### DATA IN THIS EXERCISE
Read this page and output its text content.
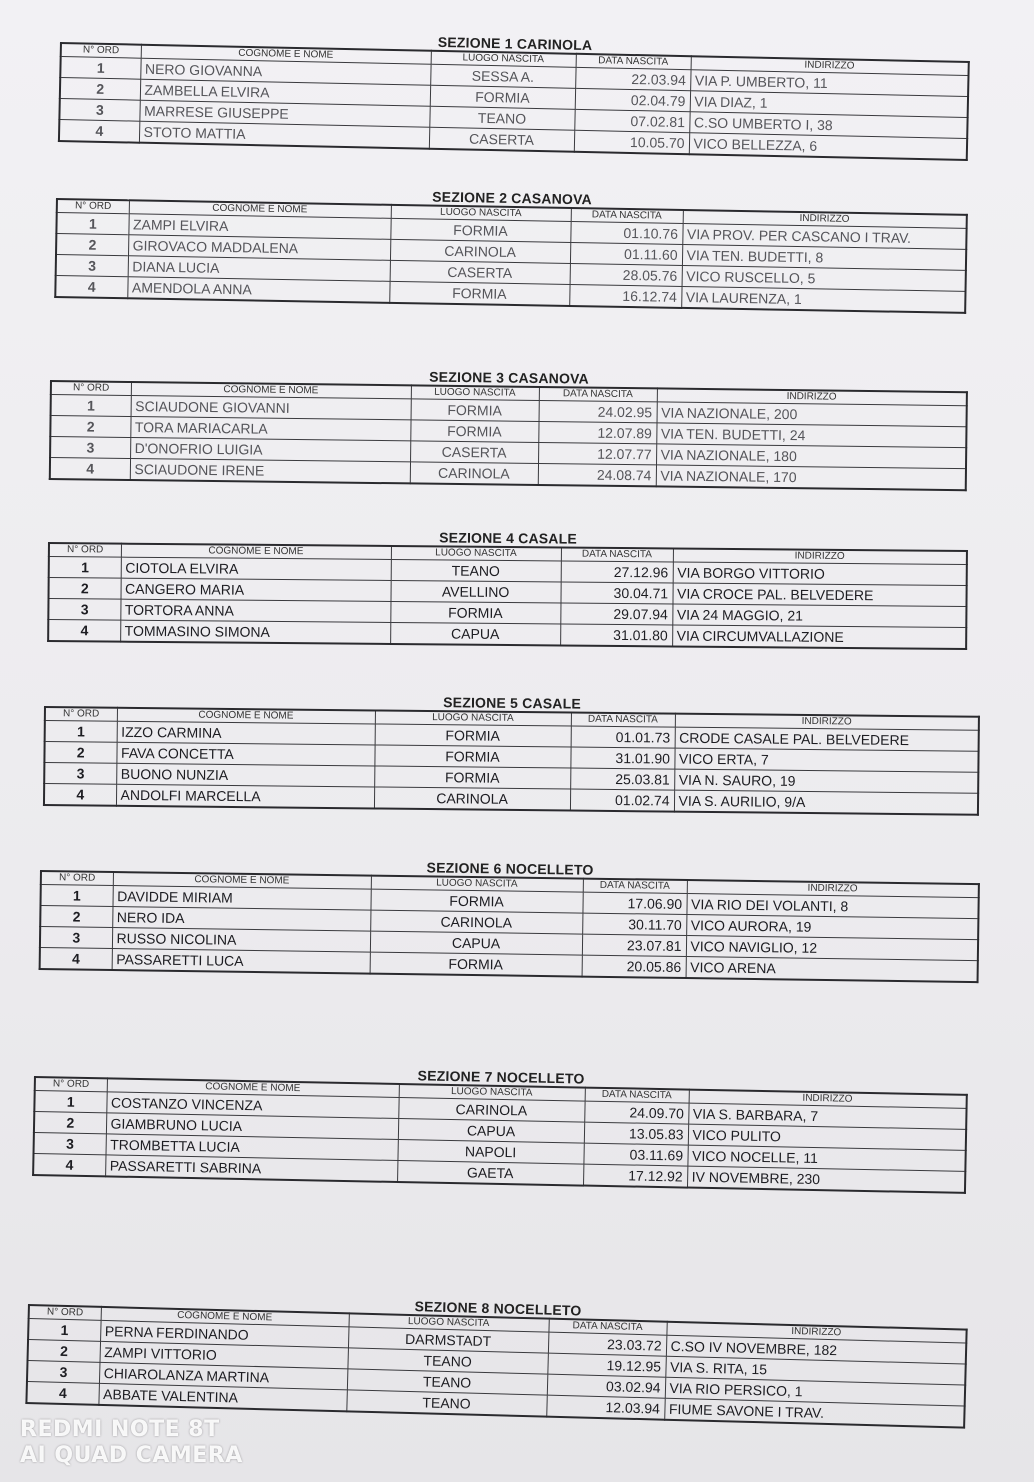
SEZIONE 1 CARINOLA
N° ORD	COGNOME E NOME	LUOGO NASCITA	DATA NASCITA	INDIRIZZO
1	NERO GIOVANNA	SESSA A.	22.03.94	VIA P. UMBERTO, 11
2	ZAMBELLA ELVIRA	FORMIA	02.04.79	VIA DIAZ, 1
3	MARRESE GIUSEPPE	TEANO	07.02.81	C.SO UMBERTO I, 38
4	STOTO MATTIA	CASERTA	10.05.70	VICO BELLEZZA, 6
SEZIONE 2 CASANOVA
N° ORD	COGNOME E NOME	LUOGO NASCITA	DATA NASCITA	INDIRIZZO
1	ZAMPI ELVIRA	FORMIA	01.10.76	VIA PROV. PER CASCANO I TRAV.
2	GIROVACO MADDALENA	CARINOLA	01.11.60	VIA TEN. BUDETTI, 8
3	DIANA LUCIA	CASERTA	28.05.76	VICO RUSCELLO, 5
4	AMENDOLA ANNA	FORMIA	16.12.74	VIA LAURENZA, 1
SEZIONE 3 CASANOVA
N° ORD	COGNOME E NOME	LUOGO NASCITA	DATA NASCITA	INDIRIZZO
1	SCIAUDONE GIOVANNI	FORMIA	24.02.95	VIA NAZIONALE, 200
2	TORA MARIACARLA	FORMIA	12.07.89	VIA TEN. BUDETTI, 24
3	D'ONOFRIO LUIGIA	CASERTA	12.07.77	VIA NAZIONALE, 180
4	SCIAUDONE IRENE	CARINOLA	24.08.74	VIA NAZIONALE, 170
SEZIONE 4 CASALE
N° ORD	COGNOME E NOME	LUOGO NASCITA	DATA NASCITA	INDIRIZZO
1	CIOTOLA ELVIRA	TEANO	27.12.96	VIA BORGO VITTORIO
2	CANGERO MARIA	AVELLINO	30.04.71	VIA CROCE PAL. BELVEDERE
3	TORTORA ANNA	FORMIA	29.07.94	VIA 24 MAGGIO, 21
4	TOMMASINO SIMONA	CAPUA	31.01.80	VIA CIRCUMVALLAZIONE
SEZIONE 5 CASALE
N° ORD	COGNOME E NOME	LUOGO NASCITA	DATA NASCITA	INDIRIZZO
1	IZZO CARMINA	FORMIA	01.01.73	CRODE CASALE PAL. BELVEDERE
2	FAVA CONCETTA	FORMIA	31.01.90	VICO ERTA, 7
3	BUONO NUNZIA	FORMIA	25.03.81	VIA N. SAURO, 19
4	ANDOLFI MARCELLA	CARINOLA	01.02.74	VIA S. AURILIO, 9/A
SEZIONE 6 NOCELLETO
N° ORD	COGNOME E NOME	LUOGO NASCITA	DATA NASCITA	INDIRIZZO
1	DAVIDDE MIRIAM	FORMIA	17.06.90	VIA RIO DEI VOLANTI, 8
2	NERO IDA	CARINOLA	30.11.70	VICO AURORA, 19
3	RUSSO NICOLINA	CAPUA	23.07.81	VICO NAVIGLIO, 12
4	PASSARETTI LUCA	FORMIA	20.05.86	VICO ARENA
SEZIONE 7 NOCELLETO
N° ORD	COGNOME E NOME	LUOGO NASCITA	DATA NASCITA	INDIRIZZO
1	COSTANZO VINCENZA	CARINOLA	24.09.70	VIA S. BARBARA, 7
2	GIAMBRUNO LUCIA	CAPUA	13.05.83	VICO PULITO
3	TROMBETTA LUCIA	NAPOLI	03.11.69	VICO NOCELLE, 11
4	PASSARETTI SABRINA	GAETA	17.12.92	IV NOVEMBRE, 230
SEZIONE 8 NOCELLETO
N° ORD	COGNOME E NOME	LUOGO NASCITA	DATA NASCITA	INDIRIZZO
1	PERNA FERDINANDO	DARMSTADT	23.03.72	C.SO IV NOVEMBRE, 182
2	ZAMPI VITTORIO	TEANO	19.12.95	VIA S. RITA, 15
3	CHIAROLANZA MARTINA	TEANO	03.02.94	VIA RIO PERSICO, 1
4	ABBATE VALENTINA	TEANO	12.03.94	FIUME SAVONE I TRAV.
REDMI NOTE 8T
AI QUAD CAMERA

### GOAL OF THE EXERCISE
Provide the number of lines in the data above that contain the string "UMBERTO", and nothing else.

### TASK RESPONSE
2